INSTRUCTIONS TO FOLLOW: From the listing below, extract each entry exactly as written, minus the images.

Dataset entries
======

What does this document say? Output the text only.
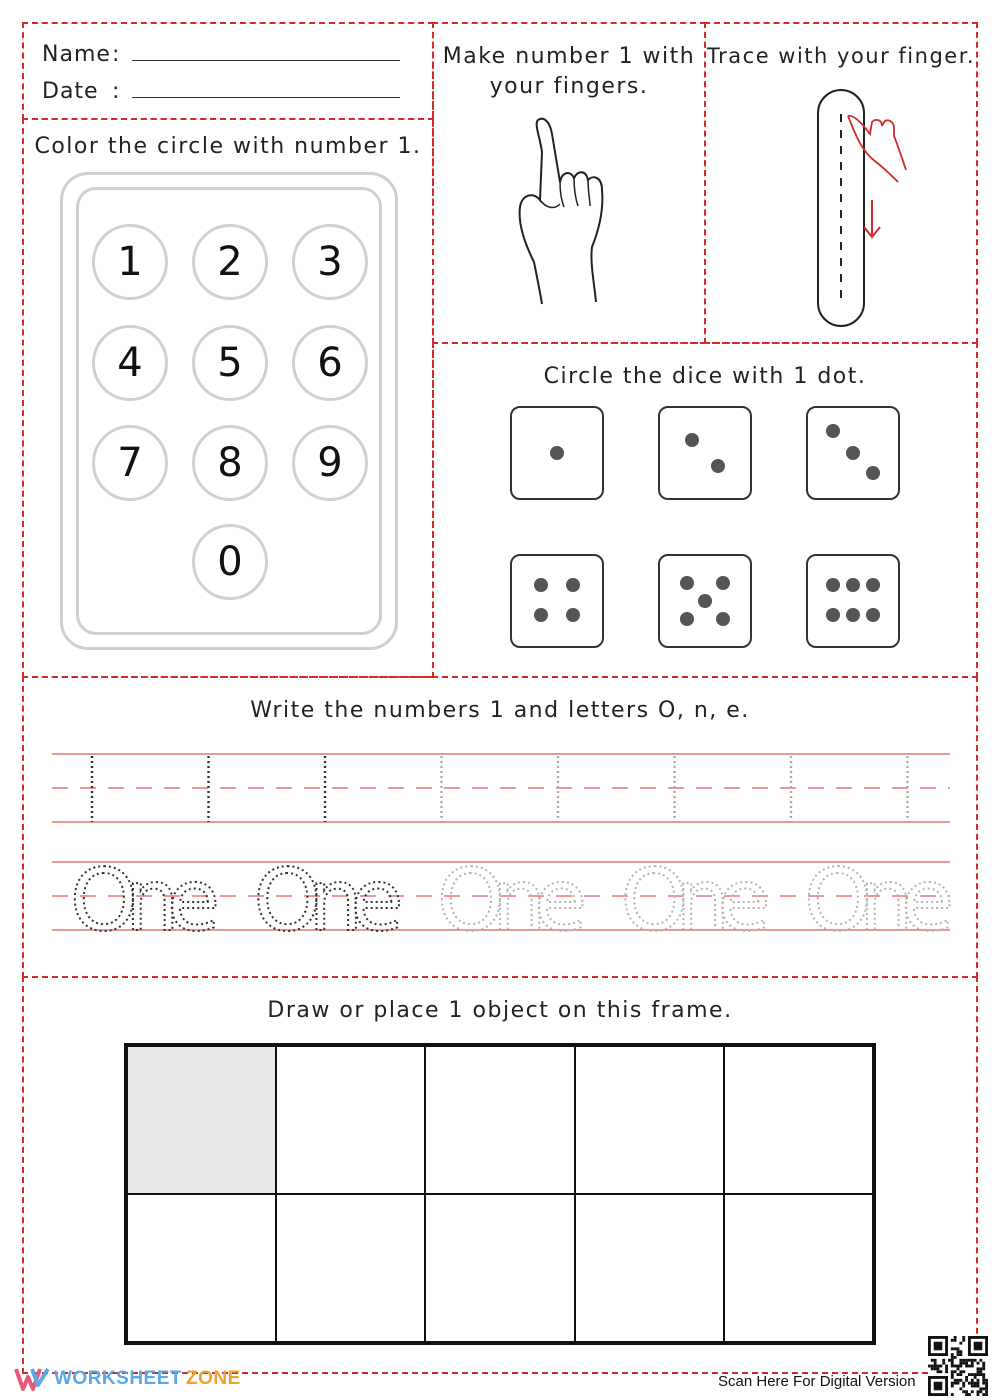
Name:
Date :
Color the circle with number 1.
1	2	3
4	5	6
7	8	9
0
Make number 1 with
your fingers.
Trace with your finger.
Circle the dice with 1 dot.
Write the numbers 1 and letters O, n, e.
One One One One One
Draw or place 1 object on this frame.
WORKSHEET ZONE	Scan Here For Digital Version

======

FINISHED ANSWER:
What does this document say? Output the text only.
Name:
Date :
Color the circle with number 1.
1	2	3
4	5	6
7	8	9
0
Make number 1 with
your fingers.
Trace with your finger.
Circle the dice with 1 dot.
Write the numbers 1 and letters O, n, e.
One One One One One
Draw or place 1 object on this frame.
WORKSHEET ZONE	Scan Here For Digital Version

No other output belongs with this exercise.